▶ AIM
Copy, from the entries below, each line in which the string "děti" appears.

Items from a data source
====

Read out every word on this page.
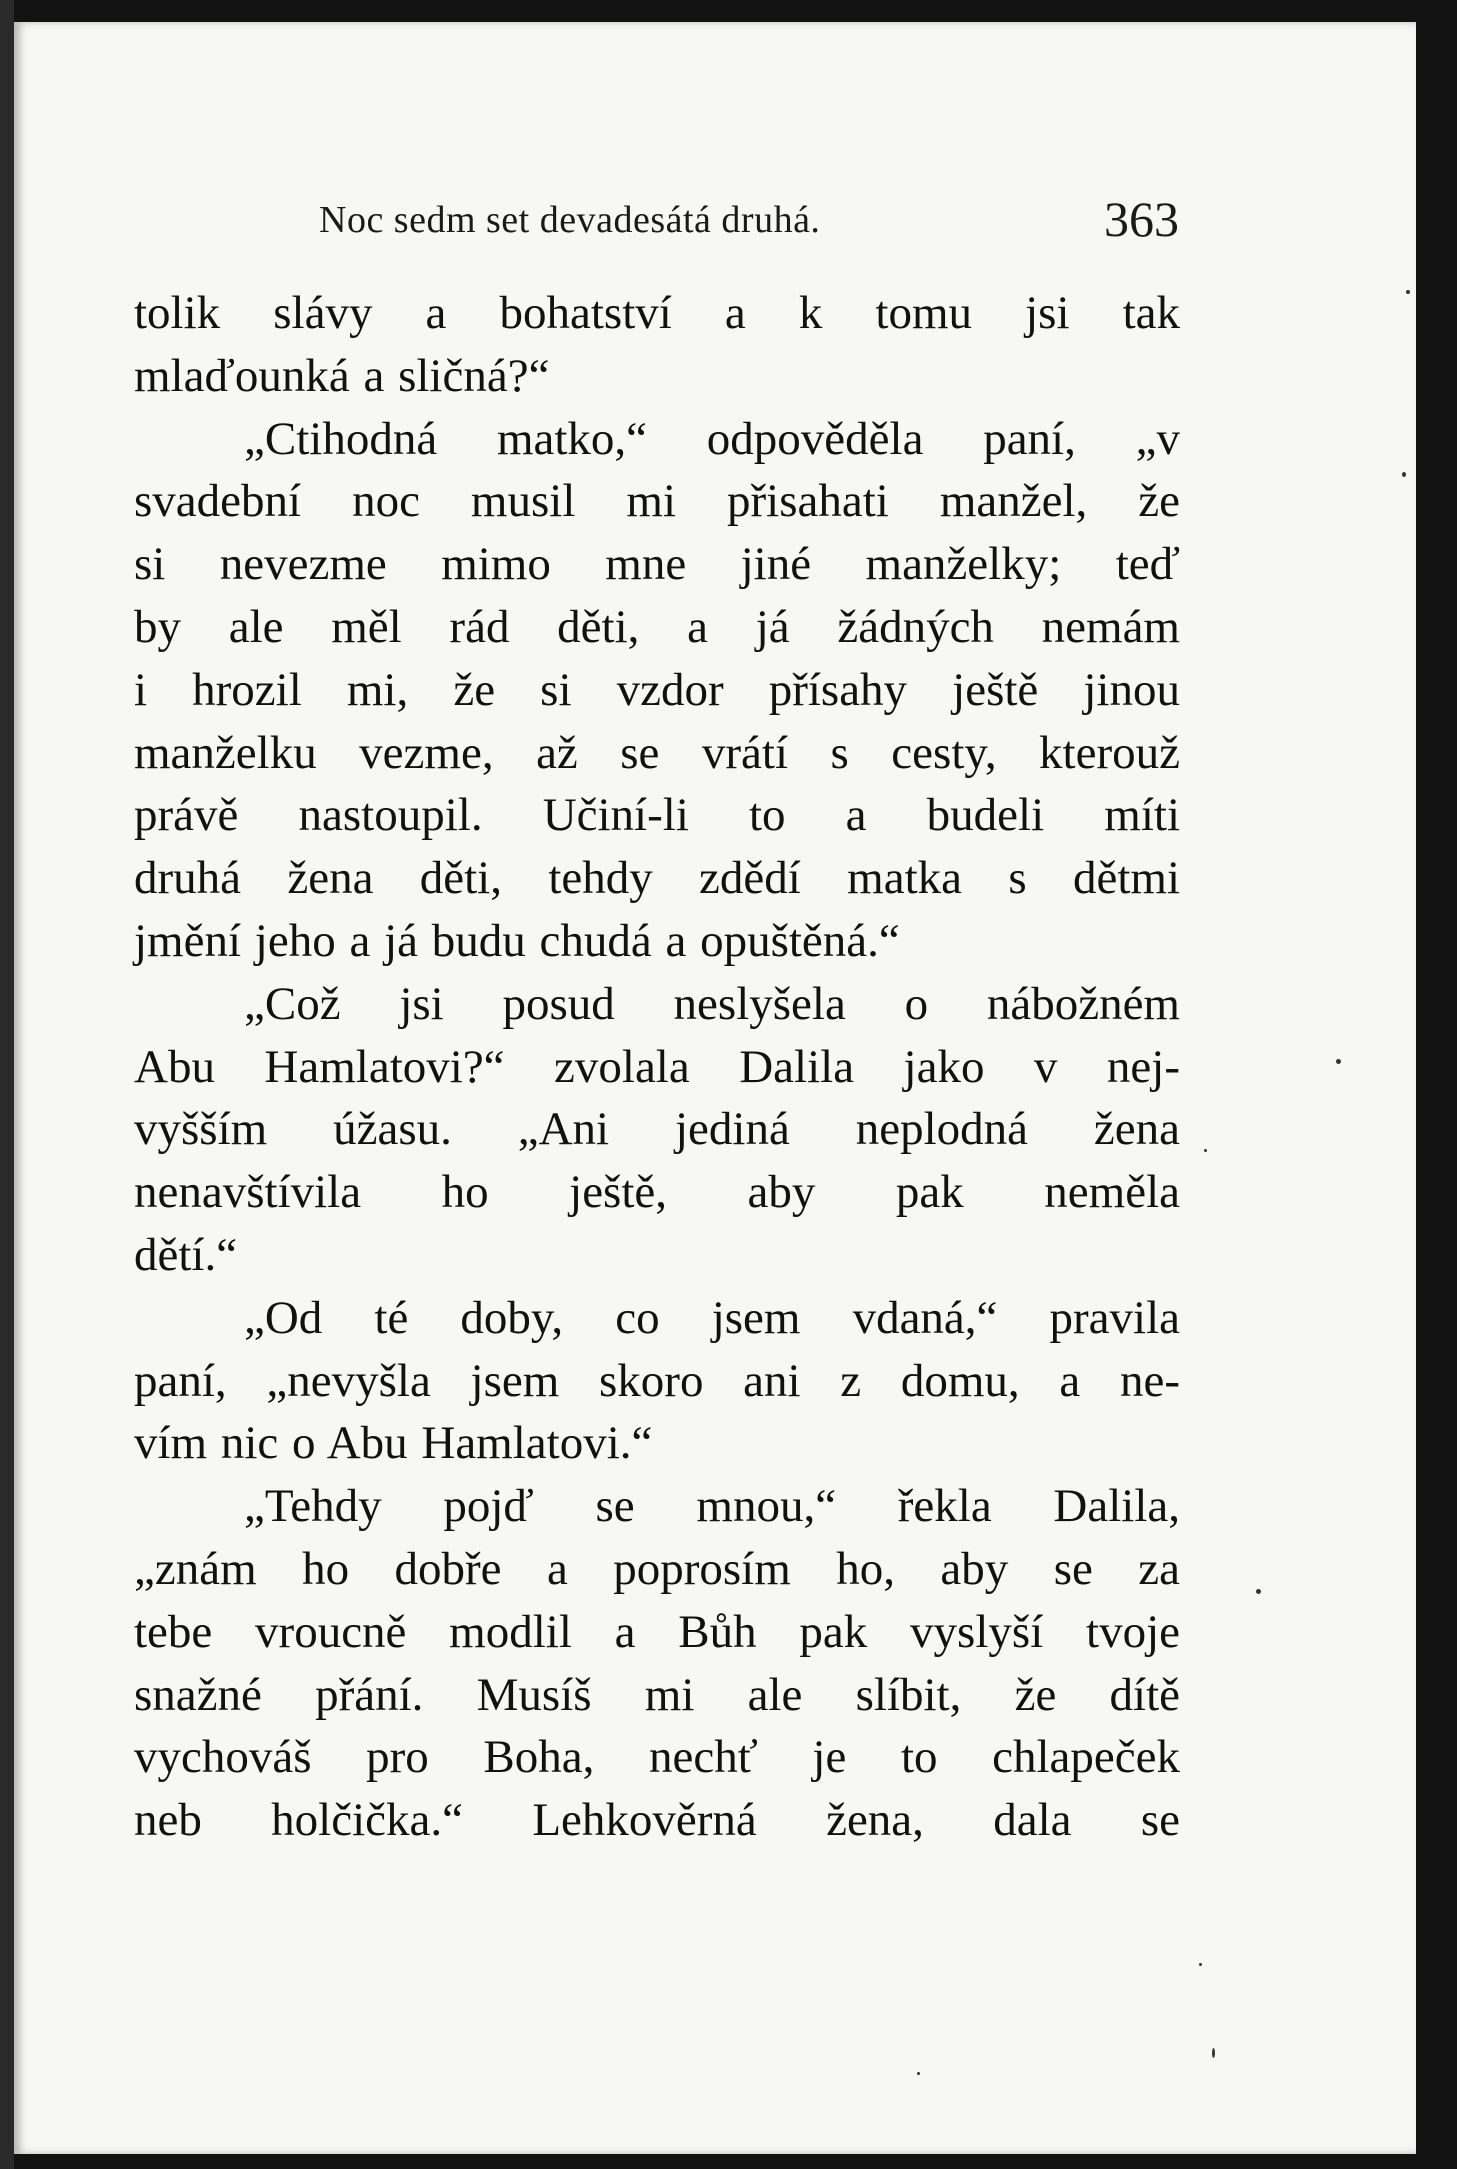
Noc sedm set devadesátá druhá.	363
tolik slávy a bohatství a k tomu jsi tak
mlaďounká a sličná?“
„Ctihodná matko,“ odpověděla paní, „v
svadební noc musil mi přisahati manžel, že
si nevezme mimo mne jiné manželky; teď
by ale měl rád děti, a já žádných nemám
i hrozil mi, že si vzdor přísahy ještě jinou
manželku vezme, až se vrátí s cesty, kterouž
právě nastoupil. Učiní-li to a budeli míti
druhá žena děti, tehdy zdědí matka s dětmi
jmění jeho a já budu chudá a opuštěná.“
„Což jsi posud neslyšela o nábožném
Abu Hamlatovi?“ zvolala Dalila jako v nej-
vyšším úžasu. „Ani jediná neplodná žena
nenavštívila ho ještě, aby pak neměla
dětí.“
„Od té doby, co jsem vdaná,“ pravila
paní, „nevyšla jsem skoro ani z domu, a ne-
vím nic o Abu Hamlatovi.“
„Tehdy pojď se mnou,“ řekla Dalila,
„znám ho dobře a poprosím ho, aby se za
tebe vroucně modlil a Bůh pak vyslyší tvoje
snažné přání. Musíš mi ale slíbit, že dítě
vychováš pro Boha, nechť je to chlapeček
neb holčička.“ Lehkověrná žena, dala se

====

▶ COMPLETE OUTPUT
by ale měl rád děti, a já žádných nemám
druhá žena děti, tehdy zdědí matka s dětmi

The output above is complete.